→ What to work on
Which lines below hold the word "text"? Report each one.

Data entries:

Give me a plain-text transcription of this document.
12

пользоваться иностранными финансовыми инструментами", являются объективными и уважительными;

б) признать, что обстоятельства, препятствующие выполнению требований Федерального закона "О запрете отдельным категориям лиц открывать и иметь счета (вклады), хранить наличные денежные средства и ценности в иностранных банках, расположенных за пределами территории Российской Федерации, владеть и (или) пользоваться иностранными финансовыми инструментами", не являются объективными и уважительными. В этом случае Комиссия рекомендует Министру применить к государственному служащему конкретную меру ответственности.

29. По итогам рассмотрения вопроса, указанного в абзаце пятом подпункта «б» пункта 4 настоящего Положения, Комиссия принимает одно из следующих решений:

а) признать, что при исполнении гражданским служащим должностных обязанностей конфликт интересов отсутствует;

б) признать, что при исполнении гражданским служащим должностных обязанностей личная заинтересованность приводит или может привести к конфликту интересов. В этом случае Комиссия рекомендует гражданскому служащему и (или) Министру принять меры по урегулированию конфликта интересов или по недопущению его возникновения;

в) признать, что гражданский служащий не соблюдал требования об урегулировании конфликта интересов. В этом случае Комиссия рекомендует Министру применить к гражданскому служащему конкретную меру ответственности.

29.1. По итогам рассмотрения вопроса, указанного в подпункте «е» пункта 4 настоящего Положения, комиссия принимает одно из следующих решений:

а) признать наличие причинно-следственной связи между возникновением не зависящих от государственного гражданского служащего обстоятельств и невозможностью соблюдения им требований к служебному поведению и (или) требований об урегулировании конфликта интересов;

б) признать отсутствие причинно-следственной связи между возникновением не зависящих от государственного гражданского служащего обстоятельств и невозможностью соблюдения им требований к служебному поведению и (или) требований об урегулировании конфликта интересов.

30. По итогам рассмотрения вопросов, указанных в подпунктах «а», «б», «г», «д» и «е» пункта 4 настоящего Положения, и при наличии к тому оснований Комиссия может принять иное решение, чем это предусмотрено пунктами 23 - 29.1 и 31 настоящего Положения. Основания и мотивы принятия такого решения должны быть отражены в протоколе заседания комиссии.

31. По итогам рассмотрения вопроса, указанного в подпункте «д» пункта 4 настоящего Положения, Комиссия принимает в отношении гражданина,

==

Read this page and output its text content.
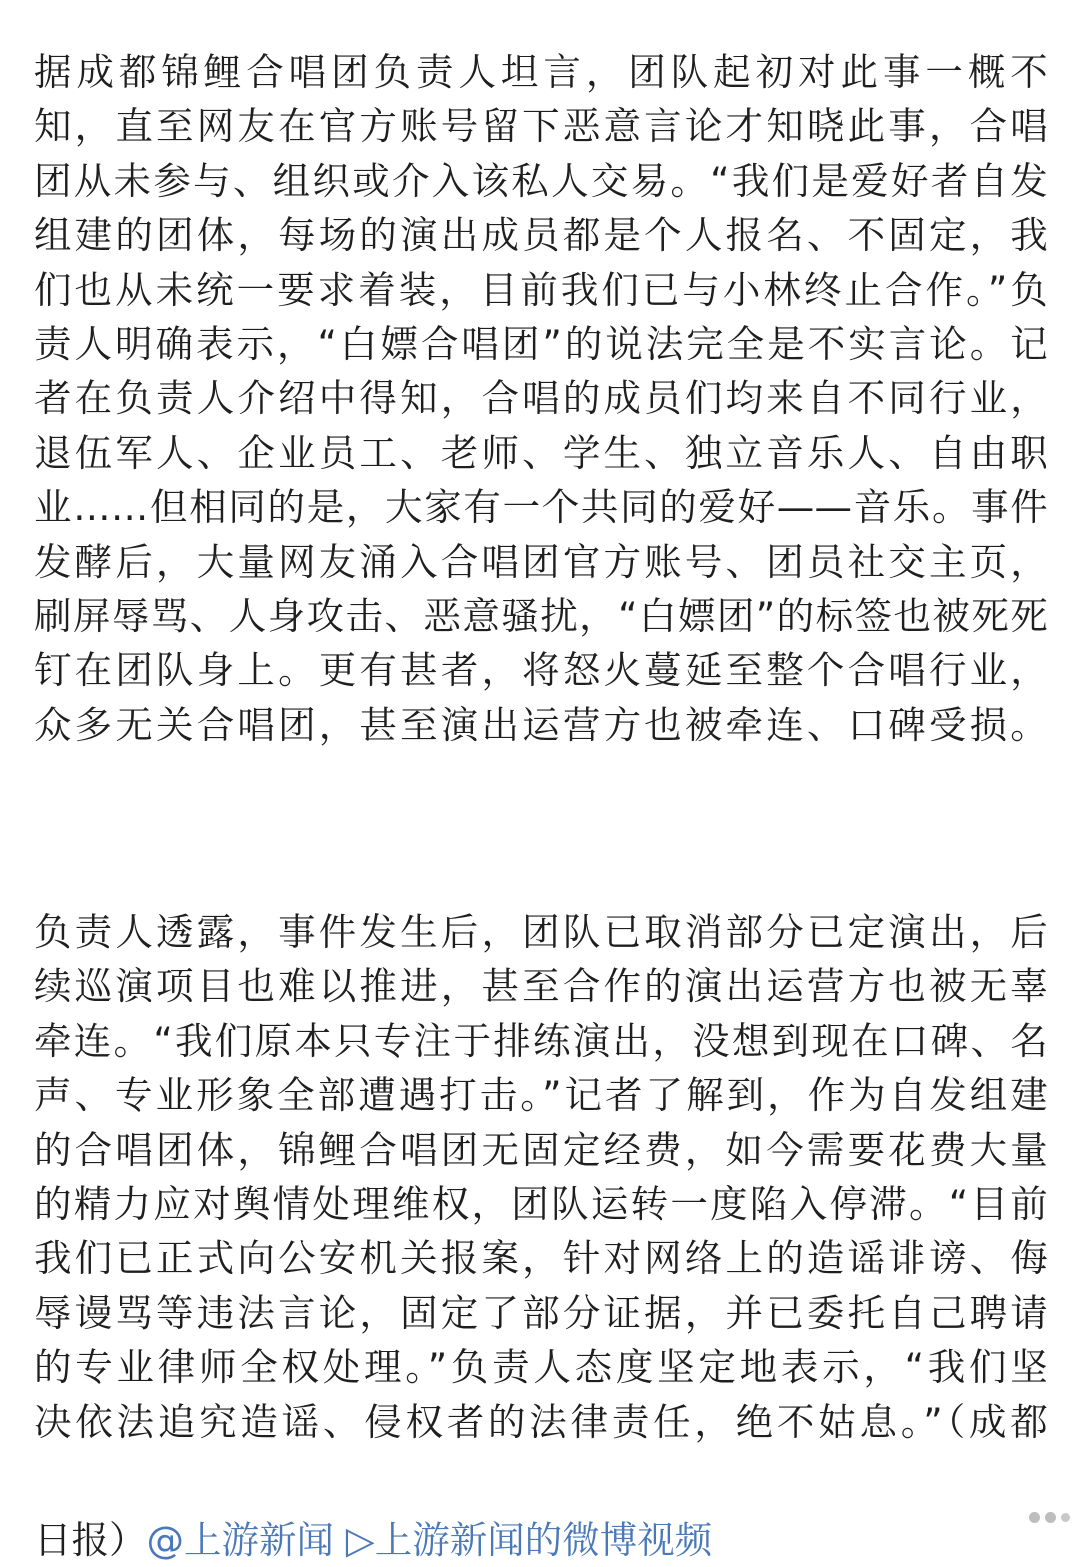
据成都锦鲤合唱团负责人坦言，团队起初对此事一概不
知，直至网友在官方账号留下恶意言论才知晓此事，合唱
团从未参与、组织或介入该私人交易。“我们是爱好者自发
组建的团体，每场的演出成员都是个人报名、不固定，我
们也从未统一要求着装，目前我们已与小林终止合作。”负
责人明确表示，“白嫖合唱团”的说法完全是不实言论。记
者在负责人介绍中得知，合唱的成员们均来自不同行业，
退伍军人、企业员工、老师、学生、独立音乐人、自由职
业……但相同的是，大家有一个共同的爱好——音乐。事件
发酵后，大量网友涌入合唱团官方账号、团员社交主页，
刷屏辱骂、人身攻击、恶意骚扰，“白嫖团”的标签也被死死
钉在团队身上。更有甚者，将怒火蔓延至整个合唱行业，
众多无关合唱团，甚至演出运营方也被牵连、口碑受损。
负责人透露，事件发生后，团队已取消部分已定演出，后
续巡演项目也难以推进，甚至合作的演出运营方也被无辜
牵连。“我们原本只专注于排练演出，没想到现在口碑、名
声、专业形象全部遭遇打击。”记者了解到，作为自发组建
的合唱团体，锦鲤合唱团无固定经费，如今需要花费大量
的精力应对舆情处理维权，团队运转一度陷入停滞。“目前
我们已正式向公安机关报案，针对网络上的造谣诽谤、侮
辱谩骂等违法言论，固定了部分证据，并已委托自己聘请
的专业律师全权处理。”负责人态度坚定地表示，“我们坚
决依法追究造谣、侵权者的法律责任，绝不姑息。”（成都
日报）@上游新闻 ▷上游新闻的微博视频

→ Response to the exercise
Give me a plain-text transcription of this document.
Read this page and output its text content.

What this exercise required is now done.